_EXERCISE DIRECTIONS_
The listing below is the input. Say how many of its lines contain "Brussels", giving the number alone.
[start PROVIDED DATA]
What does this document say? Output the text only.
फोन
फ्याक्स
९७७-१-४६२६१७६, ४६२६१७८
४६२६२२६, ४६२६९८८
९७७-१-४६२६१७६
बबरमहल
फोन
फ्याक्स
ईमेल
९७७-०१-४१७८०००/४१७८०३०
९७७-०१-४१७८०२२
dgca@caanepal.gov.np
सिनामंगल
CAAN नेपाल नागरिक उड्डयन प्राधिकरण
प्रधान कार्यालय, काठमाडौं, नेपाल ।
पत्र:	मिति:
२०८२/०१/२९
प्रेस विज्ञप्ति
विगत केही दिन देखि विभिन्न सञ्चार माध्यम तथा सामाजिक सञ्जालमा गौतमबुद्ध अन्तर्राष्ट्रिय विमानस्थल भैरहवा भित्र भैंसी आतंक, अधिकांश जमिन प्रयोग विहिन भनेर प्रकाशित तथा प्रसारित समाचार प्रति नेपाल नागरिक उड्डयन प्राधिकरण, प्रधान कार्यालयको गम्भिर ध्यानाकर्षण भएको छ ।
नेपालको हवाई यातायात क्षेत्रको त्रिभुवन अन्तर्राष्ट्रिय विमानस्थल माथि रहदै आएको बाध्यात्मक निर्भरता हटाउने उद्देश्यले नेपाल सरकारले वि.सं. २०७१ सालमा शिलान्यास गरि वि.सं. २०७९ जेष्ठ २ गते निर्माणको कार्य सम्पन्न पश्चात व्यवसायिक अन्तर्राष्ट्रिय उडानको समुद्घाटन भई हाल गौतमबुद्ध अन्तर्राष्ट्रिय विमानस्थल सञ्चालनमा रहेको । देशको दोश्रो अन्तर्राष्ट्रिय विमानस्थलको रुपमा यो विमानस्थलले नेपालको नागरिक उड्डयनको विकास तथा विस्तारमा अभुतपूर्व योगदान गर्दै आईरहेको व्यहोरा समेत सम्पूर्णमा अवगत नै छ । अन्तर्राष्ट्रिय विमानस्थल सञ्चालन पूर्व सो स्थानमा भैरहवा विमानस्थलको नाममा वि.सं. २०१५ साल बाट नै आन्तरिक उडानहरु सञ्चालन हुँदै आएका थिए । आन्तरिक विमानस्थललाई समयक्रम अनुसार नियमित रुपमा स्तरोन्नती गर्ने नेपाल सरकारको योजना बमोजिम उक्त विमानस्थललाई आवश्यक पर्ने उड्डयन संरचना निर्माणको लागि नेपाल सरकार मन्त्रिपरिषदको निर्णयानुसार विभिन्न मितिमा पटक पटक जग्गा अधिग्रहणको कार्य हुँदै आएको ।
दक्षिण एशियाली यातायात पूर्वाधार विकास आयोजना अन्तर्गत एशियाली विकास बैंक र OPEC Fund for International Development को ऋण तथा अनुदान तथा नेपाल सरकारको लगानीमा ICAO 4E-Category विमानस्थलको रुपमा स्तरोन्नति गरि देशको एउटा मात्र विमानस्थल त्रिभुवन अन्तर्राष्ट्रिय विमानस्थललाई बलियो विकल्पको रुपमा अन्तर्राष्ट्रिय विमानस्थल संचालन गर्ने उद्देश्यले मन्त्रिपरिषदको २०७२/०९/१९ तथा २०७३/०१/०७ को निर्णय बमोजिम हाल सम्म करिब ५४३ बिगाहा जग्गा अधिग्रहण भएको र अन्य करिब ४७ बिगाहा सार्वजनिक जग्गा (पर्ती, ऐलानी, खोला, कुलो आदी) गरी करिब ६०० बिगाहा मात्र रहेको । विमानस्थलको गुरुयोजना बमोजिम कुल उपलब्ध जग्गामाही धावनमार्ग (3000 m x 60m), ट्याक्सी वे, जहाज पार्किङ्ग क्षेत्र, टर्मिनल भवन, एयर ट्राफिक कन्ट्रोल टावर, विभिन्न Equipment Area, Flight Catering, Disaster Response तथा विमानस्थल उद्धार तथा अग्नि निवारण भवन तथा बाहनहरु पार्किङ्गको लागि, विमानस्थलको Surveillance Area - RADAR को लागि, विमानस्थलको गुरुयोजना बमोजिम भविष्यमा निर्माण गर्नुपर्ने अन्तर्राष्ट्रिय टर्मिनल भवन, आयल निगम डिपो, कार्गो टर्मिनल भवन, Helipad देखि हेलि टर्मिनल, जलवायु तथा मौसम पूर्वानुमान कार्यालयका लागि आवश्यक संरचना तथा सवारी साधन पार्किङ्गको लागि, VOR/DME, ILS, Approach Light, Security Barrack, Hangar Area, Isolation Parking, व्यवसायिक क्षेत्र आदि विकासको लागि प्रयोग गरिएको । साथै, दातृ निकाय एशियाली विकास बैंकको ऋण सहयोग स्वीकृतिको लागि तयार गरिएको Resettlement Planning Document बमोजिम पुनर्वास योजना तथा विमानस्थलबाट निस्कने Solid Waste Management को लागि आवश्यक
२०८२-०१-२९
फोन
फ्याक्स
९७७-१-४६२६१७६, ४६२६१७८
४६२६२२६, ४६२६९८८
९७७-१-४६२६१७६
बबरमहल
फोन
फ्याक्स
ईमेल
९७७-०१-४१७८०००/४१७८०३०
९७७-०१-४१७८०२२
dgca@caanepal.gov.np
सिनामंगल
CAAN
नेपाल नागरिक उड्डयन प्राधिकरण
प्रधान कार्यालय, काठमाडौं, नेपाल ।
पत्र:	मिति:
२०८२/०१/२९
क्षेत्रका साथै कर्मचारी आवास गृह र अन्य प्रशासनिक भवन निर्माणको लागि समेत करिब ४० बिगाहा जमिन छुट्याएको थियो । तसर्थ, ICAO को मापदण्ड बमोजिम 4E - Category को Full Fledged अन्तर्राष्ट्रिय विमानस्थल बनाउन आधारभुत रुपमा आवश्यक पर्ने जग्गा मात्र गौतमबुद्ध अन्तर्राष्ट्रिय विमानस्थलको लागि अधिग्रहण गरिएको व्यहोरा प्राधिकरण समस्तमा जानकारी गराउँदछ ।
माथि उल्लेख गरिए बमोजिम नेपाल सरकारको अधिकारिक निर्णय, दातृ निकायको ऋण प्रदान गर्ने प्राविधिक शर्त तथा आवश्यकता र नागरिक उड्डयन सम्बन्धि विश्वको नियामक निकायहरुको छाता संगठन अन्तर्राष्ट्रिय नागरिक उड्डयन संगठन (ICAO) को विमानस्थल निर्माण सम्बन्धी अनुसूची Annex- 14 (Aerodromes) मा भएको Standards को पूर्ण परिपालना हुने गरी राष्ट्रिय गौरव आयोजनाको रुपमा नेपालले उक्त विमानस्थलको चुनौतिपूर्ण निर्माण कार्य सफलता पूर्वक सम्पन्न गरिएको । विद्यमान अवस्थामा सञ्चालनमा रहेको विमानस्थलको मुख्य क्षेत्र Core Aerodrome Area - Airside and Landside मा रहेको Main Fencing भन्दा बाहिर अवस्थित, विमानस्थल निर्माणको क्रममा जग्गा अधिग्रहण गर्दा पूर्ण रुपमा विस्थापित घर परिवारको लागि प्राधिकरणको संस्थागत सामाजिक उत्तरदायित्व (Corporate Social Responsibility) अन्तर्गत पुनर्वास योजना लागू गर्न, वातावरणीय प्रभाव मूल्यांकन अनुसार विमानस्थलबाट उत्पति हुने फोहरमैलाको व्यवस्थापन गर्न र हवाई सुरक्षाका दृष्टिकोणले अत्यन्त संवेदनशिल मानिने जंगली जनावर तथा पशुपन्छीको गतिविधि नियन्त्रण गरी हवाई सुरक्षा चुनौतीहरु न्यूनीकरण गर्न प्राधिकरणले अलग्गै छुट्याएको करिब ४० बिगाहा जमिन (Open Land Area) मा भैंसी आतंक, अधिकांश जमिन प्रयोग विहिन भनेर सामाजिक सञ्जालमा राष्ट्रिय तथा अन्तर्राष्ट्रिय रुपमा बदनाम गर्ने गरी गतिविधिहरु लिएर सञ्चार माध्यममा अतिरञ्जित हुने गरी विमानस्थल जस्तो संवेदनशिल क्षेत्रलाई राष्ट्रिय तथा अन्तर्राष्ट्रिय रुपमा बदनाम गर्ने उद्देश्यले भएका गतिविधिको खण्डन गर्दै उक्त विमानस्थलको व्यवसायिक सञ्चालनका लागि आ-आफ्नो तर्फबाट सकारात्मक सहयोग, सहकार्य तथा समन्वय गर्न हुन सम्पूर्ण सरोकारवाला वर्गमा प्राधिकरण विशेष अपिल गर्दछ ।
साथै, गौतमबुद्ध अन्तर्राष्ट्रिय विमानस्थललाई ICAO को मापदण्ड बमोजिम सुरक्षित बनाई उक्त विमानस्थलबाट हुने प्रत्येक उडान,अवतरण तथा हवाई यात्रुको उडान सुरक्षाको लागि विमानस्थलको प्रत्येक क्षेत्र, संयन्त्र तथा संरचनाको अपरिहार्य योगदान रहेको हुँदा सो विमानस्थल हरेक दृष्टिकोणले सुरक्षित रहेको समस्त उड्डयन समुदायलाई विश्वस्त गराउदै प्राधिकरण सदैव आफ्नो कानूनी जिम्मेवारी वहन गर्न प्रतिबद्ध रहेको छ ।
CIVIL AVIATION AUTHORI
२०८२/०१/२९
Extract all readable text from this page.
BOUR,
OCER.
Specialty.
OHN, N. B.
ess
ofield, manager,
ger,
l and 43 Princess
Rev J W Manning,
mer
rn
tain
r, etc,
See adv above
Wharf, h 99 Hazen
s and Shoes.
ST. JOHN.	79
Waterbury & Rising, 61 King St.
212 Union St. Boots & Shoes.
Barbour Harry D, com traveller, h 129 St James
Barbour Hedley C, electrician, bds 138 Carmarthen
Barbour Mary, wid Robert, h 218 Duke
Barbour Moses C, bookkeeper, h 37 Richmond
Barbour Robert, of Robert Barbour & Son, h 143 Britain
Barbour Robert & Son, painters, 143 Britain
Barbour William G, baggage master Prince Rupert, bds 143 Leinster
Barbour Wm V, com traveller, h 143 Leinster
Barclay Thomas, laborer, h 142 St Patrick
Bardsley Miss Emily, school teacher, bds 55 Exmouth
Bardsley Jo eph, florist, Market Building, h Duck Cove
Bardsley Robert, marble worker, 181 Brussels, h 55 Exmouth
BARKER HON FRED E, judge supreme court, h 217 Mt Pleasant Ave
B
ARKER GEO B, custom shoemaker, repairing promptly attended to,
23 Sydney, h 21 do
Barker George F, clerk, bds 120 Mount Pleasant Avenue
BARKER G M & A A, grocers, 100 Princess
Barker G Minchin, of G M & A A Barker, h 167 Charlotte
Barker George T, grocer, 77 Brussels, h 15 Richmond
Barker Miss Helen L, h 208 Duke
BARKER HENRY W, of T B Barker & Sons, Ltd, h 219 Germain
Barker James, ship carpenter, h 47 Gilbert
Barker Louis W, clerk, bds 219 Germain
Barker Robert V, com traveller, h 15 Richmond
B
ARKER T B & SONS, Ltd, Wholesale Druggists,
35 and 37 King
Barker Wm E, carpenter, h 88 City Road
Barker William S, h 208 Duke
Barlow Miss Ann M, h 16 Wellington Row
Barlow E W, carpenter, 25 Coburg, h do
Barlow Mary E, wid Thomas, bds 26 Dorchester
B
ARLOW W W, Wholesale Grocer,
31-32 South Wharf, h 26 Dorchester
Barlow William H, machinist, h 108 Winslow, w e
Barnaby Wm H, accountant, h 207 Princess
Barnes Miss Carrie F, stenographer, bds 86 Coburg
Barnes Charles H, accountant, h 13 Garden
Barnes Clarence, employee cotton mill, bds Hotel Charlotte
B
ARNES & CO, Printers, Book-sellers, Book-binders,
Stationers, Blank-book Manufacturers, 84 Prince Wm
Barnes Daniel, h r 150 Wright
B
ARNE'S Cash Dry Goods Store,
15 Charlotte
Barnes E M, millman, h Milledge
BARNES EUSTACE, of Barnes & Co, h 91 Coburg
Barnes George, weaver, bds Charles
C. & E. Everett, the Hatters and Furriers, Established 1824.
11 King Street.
[end PROVIDED DATA]
_ANSWER FOR THE TASK_
2